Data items
☆ ☆ ☆ ☆ ☆
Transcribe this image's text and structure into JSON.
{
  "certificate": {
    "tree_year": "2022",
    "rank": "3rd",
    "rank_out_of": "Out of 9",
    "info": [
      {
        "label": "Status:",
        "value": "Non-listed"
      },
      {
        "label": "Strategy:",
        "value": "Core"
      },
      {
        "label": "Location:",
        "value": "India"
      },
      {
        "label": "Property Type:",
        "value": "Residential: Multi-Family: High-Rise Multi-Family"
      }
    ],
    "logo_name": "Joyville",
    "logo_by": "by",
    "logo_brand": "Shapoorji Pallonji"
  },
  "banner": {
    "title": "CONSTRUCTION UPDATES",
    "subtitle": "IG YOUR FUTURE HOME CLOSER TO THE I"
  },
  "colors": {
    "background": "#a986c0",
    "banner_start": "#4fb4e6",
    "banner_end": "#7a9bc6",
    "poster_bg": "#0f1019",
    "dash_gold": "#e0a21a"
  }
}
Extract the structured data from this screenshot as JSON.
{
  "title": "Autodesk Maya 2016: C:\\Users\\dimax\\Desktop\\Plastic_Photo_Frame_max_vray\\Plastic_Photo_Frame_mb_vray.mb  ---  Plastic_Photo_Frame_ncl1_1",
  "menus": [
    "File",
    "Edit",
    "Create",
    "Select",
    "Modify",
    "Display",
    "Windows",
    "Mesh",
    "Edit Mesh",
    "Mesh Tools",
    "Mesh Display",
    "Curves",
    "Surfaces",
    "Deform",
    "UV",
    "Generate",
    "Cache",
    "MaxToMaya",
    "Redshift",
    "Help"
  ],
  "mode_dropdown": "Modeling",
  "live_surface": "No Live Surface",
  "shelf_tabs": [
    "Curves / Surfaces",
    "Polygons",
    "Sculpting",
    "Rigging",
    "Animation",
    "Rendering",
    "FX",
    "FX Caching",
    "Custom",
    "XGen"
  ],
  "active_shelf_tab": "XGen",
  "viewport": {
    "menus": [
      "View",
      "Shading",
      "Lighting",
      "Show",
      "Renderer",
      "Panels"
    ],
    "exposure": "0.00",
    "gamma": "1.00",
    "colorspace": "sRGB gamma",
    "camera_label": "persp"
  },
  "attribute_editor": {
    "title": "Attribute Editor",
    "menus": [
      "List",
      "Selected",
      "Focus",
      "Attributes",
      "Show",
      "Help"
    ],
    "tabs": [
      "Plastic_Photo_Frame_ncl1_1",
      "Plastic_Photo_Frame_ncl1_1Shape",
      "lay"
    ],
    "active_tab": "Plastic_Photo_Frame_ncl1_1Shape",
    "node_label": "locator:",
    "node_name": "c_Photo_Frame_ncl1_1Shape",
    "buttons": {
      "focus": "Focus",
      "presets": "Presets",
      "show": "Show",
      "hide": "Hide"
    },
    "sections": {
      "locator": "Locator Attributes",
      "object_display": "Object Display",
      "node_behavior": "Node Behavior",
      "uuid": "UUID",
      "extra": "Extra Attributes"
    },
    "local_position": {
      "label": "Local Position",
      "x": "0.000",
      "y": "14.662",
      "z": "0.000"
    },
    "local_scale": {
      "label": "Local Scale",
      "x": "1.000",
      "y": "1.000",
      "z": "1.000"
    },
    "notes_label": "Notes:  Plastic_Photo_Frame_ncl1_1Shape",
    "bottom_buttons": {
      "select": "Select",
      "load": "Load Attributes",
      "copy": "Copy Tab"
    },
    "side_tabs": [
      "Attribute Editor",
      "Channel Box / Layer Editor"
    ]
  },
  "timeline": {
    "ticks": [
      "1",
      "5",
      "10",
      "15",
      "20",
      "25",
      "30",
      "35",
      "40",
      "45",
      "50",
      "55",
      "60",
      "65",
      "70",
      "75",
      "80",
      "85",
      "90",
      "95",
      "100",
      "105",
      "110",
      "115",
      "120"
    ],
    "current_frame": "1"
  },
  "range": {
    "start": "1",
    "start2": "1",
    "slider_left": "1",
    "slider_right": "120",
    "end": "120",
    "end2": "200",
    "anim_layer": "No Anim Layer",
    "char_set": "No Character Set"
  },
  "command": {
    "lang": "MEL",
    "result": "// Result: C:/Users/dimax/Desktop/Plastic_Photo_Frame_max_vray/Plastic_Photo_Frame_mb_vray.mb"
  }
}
☆ ☆ ☆ ☆ ☆
(Given problem): Which lines hold the string "value"? Copy all of them from the data above.

(Full answer):
        "value": "Non-listed"
        "value": "Core"
        "value": "India"
        "value": "Residential: Multi-Family: High-Rise Multi-Family"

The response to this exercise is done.